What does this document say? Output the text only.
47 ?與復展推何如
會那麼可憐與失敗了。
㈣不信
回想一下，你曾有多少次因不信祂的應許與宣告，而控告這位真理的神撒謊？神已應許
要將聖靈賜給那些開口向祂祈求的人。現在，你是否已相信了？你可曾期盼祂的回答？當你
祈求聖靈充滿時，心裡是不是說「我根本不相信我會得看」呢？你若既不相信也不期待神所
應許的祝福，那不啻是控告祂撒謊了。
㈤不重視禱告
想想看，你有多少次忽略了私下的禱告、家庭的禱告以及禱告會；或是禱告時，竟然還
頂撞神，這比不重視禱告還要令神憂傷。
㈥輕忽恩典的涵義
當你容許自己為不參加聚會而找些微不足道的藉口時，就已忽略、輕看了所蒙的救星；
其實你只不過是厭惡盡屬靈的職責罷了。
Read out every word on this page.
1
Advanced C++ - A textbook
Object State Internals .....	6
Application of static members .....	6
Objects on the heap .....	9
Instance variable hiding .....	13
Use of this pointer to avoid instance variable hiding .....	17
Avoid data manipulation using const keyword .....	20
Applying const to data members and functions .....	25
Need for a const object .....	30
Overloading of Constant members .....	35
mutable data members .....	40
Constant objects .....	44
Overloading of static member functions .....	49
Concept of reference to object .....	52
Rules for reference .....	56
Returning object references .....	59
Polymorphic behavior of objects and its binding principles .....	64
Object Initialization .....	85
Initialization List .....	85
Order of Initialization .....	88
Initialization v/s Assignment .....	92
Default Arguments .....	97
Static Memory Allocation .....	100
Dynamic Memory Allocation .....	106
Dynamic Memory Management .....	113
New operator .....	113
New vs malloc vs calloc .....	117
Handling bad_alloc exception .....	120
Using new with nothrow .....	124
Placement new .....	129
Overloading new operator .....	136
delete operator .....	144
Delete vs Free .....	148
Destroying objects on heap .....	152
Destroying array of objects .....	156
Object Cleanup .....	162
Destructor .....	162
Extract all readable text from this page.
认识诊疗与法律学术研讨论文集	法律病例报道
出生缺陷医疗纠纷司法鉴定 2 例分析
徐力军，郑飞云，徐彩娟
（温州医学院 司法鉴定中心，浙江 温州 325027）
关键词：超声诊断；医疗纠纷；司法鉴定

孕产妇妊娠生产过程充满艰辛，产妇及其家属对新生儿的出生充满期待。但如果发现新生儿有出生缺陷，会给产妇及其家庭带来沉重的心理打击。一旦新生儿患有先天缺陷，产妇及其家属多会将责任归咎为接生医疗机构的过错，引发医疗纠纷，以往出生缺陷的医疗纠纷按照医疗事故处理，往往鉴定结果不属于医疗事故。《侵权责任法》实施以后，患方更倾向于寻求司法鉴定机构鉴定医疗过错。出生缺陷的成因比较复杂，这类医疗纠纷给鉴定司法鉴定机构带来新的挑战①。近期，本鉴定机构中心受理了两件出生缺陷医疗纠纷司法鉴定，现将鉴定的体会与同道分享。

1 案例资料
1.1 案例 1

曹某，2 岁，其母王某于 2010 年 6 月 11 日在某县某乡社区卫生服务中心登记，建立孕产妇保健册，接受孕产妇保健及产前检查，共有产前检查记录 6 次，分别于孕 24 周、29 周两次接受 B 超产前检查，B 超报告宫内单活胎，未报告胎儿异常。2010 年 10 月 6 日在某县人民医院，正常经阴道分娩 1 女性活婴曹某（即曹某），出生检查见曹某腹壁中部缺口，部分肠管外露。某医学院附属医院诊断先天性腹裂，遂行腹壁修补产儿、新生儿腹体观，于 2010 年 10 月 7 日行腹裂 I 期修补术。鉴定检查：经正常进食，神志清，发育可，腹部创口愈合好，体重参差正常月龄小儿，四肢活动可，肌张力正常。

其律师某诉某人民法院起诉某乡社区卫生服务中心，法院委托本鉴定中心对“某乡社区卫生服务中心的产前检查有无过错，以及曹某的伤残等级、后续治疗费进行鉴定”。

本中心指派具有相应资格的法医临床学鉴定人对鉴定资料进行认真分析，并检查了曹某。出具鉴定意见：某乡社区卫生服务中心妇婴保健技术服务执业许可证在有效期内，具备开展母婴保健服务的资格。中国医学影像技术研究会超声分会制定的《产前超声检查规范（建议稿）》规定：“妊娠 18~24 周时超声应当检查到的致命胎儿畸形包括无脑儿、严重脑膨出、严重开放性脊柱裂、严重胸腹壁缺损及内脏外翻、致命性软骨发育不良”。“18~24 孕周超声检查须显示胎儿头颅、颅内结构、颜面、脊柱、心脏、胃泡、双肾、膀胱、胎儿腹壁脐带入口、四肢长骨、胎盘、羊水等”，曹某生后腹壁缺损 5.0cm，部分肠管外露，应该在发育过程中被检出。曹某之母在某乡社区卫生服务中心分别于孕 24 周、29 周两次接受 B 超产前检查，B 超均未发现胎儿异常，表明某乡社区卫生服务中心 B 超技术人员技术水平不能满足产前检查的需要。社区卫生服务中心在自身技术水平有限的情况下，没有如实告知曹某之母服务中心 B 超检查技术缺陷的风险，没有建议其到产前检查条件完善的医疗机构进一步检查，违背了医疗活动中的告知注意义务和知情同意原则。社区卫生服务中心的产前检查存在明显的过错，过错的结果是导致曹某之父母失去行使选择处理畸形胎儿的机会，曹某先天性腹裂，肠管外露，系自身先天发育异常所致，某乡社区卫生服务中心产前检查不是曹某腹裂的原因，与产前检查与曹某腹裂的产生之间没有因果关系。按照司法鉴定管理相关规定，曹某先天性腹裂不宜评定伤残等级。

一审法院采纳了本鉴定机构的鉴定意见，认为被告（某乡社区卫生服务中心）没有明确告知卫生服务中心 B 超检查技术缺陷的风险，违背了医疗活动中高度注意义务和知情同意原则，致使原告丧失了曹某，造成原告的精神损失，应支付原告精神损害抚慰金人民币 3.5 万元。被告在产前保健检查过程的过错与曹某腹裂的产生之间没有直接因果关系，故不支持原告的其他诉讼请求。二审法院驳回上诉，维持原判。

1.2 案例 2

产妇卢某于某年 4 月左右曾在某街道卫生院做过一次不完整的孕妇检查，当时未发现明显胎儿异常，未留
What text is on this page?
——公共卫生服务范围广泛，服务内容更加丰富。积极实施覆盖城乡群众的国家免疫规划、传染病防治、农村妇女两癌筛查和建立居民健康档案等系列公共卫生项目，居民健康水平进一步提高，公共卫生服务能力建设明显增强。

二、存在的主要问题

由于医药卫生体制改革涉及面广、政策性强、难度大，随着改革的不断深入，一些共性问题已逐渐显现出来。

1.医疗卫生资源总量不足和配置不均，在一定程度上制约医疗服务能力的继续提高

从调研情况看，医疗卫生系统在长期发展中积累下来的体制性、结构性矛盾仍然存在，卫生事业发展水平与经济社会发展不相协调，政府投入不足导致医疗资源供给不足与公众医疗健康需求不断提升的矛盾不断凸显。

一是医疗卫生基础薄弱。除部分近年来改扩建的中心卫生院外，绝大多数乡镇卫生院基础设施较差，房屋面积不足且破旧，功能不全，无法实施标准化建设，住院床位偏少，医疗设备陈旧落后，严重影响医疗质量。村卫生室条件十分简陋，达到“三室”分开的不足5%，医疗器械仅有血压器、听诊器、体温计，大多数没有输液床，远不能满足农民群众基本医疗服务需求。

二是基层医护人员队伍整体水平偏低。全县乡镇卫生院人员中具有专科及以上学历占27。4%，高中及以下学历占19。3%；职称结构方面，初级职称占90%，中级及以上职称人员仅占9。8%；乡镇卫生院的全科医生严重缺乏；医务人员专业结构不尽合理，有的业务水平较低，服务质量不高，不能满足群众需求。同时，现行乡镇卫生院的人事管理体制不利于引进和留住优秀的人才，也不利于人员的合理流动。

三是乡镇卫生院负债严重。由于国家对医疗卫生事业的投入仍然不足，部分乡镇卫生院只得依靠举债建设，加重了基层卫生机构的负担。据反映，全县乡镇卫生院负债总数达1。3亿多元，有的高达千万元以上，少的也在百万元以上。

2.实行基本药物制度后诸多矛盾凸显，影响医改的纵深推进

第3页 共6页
□ □ □ □ □ □ □
What the task asks ▸ Collect the complete line wherever the string "Constant" appears in the records.

Answer to the exercise ▸
Overloading of Constant members .....	35
Constant objects .....	44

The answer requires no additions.